_Your objective:_ Only the pictures are omitted; repeat all other data exactly.

(Rows from a dataset)

------------------------------

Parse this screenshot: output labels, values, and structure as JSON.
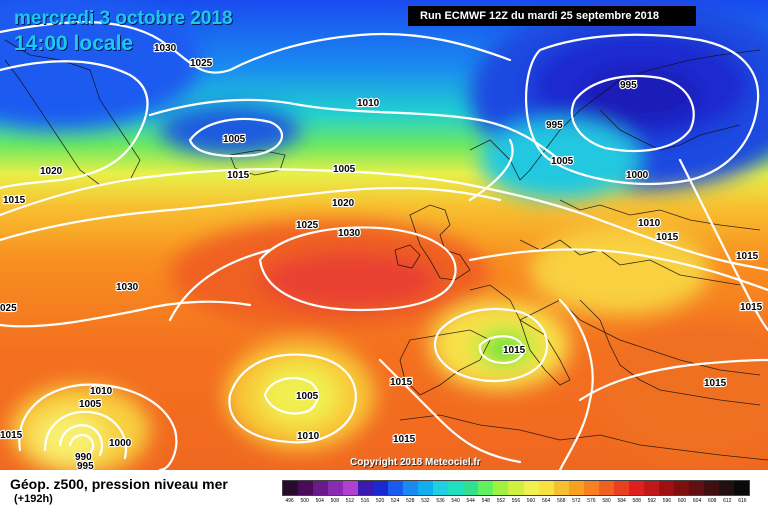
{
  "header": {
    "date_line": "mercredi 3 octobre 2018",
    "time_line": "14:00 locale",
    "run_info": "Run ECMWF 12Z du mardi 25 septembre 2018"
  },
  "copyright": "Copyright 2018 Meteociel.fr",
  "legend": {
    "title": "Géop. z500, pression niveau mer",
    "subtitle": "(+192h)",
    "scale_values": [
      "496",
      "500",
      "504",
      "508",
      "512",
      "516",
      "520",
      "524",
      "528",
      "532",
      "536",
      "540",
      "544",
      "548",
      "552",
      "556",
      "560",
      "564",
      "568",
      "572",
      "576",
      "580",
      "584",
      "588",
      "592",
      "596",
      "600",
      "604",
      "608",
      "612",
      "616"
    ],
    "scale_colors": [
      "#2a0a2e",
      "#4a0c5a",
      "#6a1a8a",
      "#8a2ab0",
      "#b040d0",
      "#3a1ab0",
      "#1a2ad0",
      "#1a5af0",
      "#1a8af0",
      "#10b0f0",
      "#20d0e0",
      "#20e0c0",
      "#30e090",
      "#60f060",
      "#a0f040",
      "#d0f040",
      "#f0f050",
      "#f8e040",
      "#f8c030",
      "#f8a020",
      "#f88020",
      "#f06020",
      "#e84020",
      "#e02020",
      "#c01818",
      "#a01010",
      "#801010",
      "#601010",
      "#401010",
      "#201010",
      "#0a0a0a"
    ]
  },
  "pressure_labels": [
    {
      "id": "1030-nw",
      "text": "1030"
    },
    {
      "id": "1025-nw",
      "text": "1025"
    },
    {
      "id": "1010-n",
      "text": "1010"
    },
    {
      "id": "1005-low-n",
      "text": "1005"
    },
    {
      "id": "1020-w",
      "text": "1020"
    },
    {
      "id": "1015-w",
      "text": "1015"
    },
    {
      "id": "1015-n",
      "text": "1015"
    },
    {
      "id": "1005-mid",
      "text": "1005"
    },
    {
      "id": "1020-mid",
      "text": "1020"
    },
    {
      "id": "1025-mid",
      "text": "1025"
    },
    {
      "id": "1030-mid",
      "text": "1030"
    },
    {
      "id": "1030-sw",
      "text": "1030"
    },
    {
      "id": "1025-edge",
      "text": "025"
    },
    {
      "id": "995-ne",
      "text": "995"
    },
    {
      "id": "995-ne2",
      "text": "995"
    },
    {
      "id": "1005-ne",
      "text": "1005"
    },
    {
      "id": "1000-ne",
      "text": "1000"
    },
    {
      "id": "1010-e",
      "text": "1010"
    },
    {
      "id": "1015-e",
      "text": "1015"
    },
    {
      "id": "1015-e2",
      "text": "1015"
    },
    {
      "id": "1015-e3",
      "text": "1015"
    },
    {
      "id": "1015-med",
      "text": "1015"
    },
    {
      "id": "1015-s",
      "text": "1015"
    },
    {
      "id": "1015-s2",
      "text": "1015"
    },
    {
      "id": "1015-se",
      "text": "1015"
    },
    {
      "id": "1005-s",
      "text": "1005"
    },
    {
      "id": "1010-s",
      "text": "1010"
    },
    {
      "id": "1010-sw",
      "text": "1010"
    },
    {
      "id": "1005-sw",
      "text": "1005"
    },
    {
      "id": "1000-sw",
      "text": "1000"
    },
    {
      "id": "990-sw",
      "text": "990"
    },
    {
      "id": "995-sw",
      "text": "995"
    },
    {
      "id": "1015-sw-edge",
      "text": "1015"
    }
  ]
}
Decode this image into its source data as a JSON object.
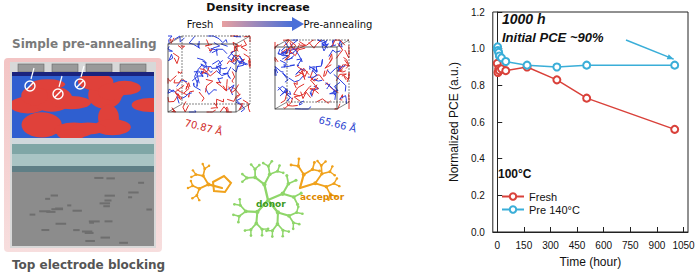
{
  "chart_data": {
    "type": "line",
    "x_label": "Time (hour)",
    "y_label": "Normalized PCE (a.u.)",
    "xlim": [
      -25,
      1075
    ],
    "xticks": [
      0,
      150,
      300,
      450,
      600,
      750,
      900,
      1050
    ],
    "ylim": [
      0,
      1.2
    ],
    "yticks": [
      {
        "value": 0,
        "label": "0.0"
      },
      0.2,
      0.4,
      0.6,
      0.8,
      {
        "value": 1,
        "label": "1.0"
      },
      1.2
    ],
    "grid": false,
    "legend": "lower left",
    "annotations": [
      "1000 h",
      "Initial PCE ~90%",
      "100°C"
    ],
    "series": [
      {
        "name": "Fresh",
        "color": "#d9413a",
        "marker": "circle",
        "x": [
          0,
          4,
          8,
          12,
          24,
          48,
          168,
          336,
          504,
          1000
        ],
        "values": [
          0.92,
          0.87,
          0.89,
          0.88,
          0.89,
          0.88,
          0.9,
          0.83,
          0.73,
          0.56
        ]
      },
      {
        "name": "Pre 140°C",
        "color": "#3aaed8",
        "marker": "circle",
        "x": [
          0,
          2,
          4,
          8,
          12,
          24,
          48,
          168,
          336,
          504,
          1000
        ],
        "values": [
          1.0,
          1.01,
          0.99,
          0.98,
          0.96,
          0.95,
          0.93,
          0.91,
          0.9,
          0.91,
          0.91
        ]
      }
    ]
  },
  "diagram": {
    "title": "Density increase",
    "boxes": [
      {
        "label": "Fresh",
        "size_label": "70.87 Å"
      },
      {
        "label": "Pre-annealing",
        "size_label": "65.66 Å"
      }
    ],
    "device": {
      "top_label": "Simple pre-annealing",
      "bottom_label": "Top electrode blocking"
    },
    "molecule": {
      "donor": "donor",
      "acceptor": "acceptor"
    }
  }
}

------------------------------

_Written answer:_
Parse this screenshot: output labels, values, and structure as JSON.
{
  "header": {
    "date_line": "mercredi 3 octobre 2018",
    "time_line": "14:00 locale",
    "run_info": "Run ECMWF 12Z du mardi 25 septembre 2018"
  },
  "copyright": "Copyright 2018 Meteociel.fr",
  "legend": {
    "title": "Géop. z500, pression niveau mer",
    "subtitle": "(+192h)",
    "scale_values": [
      "496",
      "500",
      "504",
      "508",
      "512",
      "516",
      "520",
      "524",
      "528",
      "532",
      "536",
      "540",
      "544",
      "548",
      "552",
      "556",
      "560",
      "564",
      "568",
      "572",
      "576",
      "580",
      "584",
      "588",
      "592",
      "596",
      "600",
      "604",
      "608",
      "612",
      "616"
    ],
    "scale_colors": [
      "#2a0a2e",
      "#4a0c5a",
      "#6a1a8a",
      "#8a2ab0",
      "#b040d0",
      "#3a1ab0",
      "#1a2ad0",
      "#1a5af0",
      "#1a8af0",
      "#10b0f0",
      "#20d0e0",
      "#20e0c0",
      "#30e090",
      "#60f060",
      "#a0f040",
      "#d0f040",
      "#f0f050",
      "#f8e040",
      "#f8c030",
      "#f8a020",
      "#f88020",
      "#f06020",
      "#e84020",
      "#e02020",
      "#c01818",
      "#a01010",
      "#801010",
      "#601010",
      "#401010",
      "#201010",
      "#0a0a0a"
    ]
  },
  "pressure_labels": [
    {
      "id": "1030-nw",
      "text": "1030"
    },
    {
      "id": "1025-nw",
      "text": "1025"
    },
    {
      "id": "1010-n",
      "text": "1010"
    },
    {
      "id": "1005-low-n",
      "text": "1005"
    },
    {
      "id": "1020-w",
      "text": "1020"
    },
    {
      "id": "1015-w",
      "text": "1015"
    },
    {
      "id": "1015-n",
      "text": "1015"
    },
    {
      "id": "1005-mid",
      "text": "1005"
    },
    {
      "id": "1020-mid",
      "text": "1020"
    },
    {
      "id": "1025-mid",
      "text": "1025"
    },
    {
      "id": "1030-mid",
      "text": "1030"
    },
    {
      "id": "1030-sw",
      "text": "1030"
    },
    {
      "id": "1025-edge",
      "text": "025"
    },
    {
      "id": "995-ne",
      "text": "995"
    },
    {
      "id": "995-ne2",
      "text": "995"
    },
    {
      "id": "1005-ne",
      "text": "1005"
    },
    {
      "id": "1000-ne",
      "text": "1000"
    },
    {
      "id": "1010-e",
      "text": "1010"
    },
    {
      "id": "1015-e",
      "text": "1015"
    },
    {
      "id": "1015-e2",
      "text": "1015"
    },
    {
      "id": "1015-e3",
      "text": "1015"
    },
    {
      "id": "1015-med",
      "text": "1015"
    },
    {
      "id": "1015-s",
      "text": "1015"
    },
    {
      "id": "1015-s2",
      "text": "1015"
    },
    {
      "id": "1015-se",
      "text": "1015"
    },
    {
      "id": "1005-s",
      "text": "1005"
    },
    {
      "id": "1010-s",
      "text": "1010"
    },
    {
      "id": "1010-sw",
      "text": "1010"
    },
    {
      "id": "1005-sw",
      "text": "1005"
    },
    {
      "id": "1000-sw",
      "text": "1000"
    },
    {
      "id": "990-sw",
      "text": "990"
    },
    {
      "id": "995-sw",
      "text": "995"
    },
    {
      "id": "1015-sw-edge",
      "text": "1015"
    }
  ]
}
Decode this image into its source data as a JSON object.
{
  "chart_data": {
    "type": "line",
    "x_label": "Time (hour)",
    "y_label": "Normalized PCE (a.u.)",
    "xlim": [
      -25,
      1075
    ],
    "xticks": [
      0,
      150,
      300,
      450,
      600,
      750,
      900,
      1050
    ],
    "ylim": [
      0,
      1.2
    ],
    "yticks": [
      {
        "value": 0,
        "label": "0.0"
      },
      0.2,
      0.4,
      0.6,
      0.8,
      {
        "value": 1,
        "label": "1.0"
      },
      1.2
    ],
    "grid": false,
    "legend": "lower left",
    "annotations": [
      "1000 h",
      "Initial PCE ~90%",
      "100°C"
    ],
    "series": [
      {
        "name": "Fresh",
        "color": "#d9413a",
        "marker": "circle",
        "x": [
          0,
          4,
          8,
          12,
          24,
          48,
          168,
          336,
          504,
          1000
        ],
        "values": [
          0.92,
          0.87,
          0.89,
          0.88,
          0.89,
          0.88,
          0.9,
          0.83,
          0.73,
          0.56
        ]
      },
      {
        "name": "Pre 140°C",
        "color": "#3aaed8",
        "marker": "circle",
        "x": [
          0,
          2,
          4,
          8,
          12,
          24,
          48,
          168,
          336,
          504,
          1000
        ],
        "values": [
          1.0,
          1.01,
          0.99,
          0.98,
          0.96,
          0.95,
          0.93,
          0.91,
          0.9,
          0.91,
          0.91
        ]
      }
    ]
  },
  "diagram": {
    "title": "Density increase",
    "boxes": [
      {
        "label": "Fresh",
        "size_label": "70.87 Å"
      },
      {
        "label": "Pre-annealing",
        "size_label": "65.66 Å"
      }
    ],
    "device": {
      "top_label": "Simple pre-annealing",
      "bottom_label": "Top electrode blocking"
    },
    "molecule": {
      "donor": "donor",
      "acceptor": "acceptor"
    }
  }
}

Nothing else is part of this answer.